_Task requirements:_ Copy each line holding the string "letter".

_Given records:_
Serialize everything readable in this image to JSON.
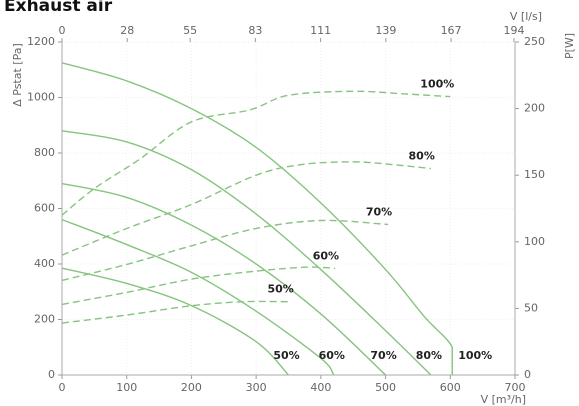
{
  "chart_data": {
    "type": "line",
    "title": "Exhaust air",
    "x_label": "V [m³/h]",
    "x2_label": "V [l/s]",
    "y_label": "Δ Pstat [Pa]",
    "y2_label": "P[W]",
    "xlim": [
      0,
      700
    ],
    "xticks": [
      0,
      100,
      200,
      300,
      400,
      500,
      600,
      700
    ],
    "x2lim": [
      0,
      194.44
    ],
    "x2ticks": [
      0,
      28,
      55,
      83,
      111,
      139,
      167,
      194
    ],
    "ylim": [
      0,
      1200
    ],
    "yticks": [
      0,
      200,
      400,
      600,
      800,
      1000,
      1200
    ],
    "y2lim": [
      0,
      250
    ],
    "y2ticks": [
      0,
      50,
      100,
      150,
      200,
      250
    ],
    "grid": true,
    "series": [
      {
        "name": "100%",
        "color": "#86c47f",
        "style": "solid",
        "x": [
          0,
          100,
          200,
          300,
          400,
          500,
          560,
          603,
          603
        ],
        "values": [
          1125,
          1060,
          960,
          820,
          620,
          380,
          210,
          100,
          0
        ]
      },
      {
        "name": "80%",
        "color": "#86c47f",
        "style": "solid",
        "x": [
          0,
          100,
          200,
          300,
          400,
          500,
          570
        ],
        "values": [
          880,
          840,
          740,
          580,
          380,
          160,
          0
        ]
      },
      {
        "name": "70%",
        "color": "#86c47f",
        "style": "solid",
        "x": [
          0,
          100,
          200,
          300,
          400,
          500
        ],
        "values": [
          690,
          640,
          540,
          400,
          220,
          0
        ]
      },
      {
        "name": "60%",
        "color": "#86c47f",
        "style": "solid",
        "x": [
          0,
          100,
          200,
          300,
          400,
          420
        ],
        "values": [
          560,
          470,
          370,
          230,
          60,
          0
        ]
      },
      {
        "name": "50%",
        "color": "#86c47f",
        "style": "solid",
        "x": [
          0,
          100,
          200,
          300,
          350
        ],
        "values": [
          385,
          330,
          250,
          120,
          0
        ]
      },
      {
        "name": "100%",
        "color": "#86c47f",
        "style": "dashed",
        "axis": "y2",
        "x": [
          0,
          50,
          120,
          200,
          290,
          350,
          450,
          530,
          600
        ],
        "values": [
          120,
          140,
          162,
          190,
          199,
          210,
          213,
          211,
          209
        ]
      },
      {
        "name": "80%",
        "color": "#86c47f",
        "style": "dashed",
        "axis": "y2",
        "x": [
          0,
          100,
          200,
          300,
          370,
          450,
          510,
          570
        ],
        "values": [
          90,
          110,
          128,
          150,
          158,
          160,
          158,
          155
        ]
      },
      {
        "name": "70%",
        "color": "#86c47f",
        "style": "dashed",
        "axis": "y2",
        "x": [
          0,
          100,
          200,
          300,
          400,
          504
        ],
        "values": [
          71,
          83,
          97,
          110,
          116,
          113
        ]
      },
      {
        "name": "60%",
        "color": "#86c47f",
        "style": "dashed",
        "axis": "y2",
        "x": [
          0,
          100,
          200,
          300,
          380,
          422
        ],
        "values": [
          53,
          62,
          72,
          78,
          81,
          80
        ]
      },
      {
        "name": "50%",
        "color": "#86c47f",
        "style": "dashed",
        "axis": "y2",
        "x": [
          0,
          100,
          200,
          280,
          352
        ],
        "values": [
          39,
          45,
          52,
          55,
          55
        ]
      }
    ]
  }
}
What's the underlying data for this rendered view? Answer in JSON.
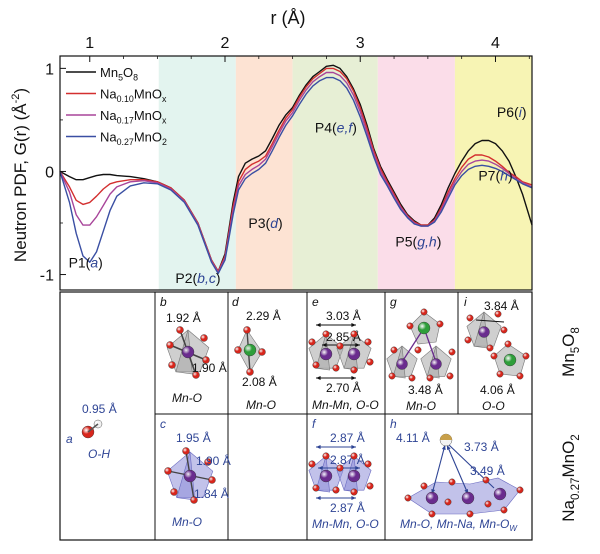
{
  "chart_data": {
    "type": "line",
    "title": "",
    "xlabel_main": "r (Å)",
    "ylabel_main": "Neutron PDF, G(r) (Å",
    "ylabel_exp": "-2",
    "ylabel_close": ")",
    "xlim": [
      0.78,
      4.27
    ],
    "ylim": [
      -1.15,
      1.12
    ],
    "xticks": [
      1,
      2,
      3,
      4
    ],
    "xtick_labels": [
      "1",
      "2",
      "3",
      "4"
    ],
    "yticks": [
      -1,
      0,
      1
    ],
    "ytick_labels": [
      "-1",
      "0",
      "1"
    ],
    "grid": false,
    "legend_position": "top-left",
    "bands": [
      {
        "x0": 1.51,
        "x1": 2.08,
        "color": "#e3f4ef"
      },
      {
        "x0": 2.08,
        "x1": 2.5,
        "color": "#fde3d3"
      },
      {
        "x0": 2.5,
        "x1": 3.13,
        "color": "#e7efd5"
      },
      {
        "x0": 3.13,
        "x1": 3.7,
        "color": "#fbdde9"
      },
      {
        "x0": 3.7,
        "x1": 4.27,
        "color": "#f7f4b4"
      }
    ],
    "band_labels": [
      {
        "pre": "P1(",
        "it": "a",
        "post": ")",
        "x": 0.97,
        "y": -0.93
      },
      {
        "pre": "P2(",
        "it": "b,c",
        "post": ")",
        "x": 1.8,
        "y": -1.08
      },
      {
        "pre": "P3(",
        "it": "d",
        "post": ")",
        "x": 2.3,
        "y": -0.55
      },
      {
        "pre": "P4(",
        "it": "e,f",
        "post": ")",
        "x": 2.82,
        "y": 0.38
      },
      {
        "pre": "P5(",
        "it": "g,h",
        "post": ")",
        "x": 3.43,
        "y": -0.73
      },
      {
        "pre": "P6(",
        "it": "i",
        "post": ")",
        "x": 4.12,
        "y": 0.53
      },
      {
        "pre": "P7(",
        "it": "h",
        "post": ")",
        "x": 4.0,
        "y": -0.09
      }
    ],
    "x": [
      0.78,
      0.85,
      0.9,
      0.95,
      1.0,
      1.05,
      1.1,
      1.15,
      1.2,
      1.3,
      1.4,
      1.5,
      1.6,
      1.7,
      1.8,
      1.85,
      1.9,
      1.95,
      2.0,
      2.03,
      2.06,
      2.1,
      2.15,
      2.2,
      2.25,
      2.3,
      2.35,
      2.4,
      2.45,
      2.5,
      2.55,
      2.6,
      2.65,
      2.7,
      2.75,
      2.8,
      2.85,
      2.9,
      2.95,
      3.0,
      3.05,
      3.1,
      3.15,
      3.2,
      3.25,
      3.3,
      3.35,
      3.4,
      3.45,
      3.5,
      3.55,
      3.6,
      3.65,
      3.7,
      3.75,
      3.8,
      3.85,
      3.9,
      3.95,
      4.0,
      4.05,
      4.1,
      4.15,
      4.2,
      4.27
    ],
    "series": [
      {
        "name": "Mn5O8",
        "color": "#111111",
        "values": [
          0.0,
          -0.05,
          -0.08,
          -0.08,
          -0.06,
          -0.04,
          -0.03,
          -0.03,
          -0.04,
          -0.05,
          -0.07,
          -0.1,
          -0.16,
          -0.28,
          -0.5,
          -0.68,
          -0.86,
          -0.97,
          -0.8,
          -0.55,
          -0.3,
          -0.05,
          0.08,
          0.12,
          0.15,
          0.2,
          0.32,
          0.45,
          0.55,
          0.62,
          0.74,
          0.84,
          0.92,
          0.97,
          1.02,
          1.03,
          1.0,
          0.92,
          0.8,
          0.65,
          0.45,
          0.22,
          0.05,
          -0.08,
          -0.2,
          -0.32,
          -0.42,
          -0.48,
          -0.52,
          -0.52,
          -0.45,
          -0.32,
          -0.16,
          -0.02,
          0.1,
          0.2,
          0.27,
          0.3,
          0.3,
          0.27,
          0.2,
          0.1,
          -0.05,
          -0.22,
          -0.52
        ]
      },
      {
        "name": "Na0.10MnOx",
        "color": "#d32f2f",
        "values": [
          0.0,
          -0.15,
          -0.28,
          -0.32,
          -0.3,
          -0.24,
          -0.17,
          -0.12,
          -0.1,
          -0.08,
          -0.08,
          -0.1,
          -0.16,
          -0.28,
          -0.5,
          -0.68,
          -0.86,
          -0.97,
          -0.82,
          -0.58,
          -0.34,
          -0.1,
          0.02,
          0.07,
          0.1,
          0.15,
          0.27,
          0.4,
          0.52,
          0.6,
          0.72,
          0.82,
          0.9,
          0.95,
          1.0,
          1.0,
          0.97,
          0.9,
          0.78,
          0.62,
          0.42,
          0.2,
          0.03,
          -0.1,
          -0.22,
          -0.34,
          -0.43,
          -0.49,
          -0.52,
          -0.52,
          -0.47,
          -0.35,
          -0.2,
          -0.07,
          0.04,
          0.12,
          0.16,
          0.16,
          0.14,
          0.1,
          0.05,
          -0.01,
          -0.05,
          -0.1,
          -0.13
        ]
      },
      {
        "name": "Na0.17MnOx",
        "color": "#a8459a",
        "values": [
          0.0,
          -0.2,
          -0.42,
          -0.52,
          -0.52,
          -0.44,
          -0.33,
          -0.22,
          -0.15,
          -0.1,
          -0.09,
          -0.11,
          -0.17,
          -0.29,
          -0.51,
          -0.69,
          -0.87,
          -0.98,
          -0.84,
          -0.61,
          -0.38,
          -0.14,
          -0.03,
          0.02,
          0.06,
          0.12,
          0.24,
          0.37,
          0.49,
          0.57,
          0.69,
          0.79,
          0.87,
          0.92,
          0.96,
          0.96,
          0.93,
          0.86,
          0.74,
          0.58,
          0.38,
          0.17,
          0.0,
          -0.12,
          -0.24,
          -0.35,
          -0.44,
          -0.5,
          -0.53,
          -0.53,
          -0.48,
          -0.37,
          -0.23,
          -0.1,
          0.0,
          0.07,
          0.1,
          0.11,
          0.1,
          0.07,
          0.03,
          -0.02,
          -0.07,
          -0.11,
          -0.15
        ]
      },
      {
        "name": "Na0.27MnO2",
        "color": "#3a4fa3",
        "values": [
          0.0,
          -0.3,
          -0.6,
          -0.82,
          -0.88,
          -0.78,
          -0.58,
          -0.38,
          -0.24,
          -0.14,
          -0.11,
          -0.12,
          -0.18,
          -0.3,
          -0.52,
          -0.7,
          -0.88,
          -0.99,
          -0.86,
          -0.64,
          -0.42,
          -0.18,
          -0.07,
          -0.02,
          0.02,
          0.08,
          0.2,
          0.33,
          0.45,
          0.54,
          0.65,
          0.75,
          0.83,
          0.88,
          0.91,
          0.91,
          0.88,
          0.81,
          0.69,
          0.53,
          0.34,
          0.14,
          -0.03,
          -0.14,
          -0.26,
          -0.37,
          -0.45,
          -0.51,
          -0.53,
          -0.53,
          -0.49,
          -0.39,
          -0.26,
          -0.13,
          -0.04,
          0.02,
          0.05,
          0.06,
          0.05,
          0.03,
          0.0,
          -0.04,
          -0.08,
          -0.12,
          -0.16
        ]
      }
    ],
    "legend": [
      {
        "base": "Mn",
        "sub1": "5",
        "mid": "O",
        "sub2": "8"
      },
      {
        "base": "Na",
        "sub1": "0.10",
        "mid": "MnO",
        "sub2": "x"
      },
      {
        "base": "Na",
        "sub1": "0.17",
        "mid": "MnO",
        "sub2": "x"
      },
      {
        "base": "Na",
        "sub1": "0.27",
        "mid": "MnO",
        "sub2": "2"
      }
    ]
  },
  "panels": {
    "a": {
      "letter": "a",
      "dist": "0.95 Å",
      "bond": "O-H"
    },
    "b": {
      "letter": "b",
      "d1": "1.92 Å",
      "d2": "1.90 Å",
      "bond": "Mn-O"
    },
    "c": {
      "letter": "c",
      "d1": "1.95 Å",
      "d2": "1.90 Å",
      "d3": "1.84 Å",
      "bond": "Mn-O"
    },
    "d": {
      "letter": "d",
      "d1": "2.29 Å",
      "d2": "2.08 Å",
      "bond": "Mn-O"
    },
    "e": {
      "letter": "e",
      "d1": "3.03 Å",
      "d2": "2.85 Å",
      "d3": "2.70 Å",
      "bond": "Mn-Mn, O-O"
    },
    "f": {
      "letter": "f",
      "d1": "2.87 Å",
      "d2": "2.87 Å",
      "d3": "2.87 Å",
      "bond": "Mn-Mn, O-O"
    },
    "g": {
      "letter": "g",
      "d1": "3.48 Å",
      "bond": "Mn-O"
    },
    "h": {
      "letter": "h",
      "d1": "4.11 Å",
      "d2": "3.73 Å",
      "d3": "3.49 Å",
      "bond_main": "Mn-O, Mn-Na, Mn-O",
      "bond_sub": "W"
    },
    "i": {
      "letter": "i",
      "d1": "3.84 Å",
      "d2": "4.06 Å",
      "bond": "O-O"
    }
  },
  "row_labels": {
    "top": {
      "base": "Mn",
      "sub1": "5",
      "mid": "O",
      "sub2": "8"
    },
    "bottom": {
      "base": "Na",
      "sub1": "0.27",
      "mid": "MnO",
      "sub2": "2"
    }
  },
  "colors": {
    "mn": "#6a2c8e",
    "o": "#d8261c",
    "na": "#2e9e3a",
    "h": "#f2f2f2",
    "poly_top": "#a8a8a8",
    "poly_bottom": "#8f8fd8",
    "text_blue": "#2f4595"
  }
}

_Output:_
      "letter": "a",
      "letter": "b",
      "letter": "c",
      "letter": "d",
      "letter": "e",
      "letter": "f",
      "letter": "g",
      "letter": "h",
      "letter": "i",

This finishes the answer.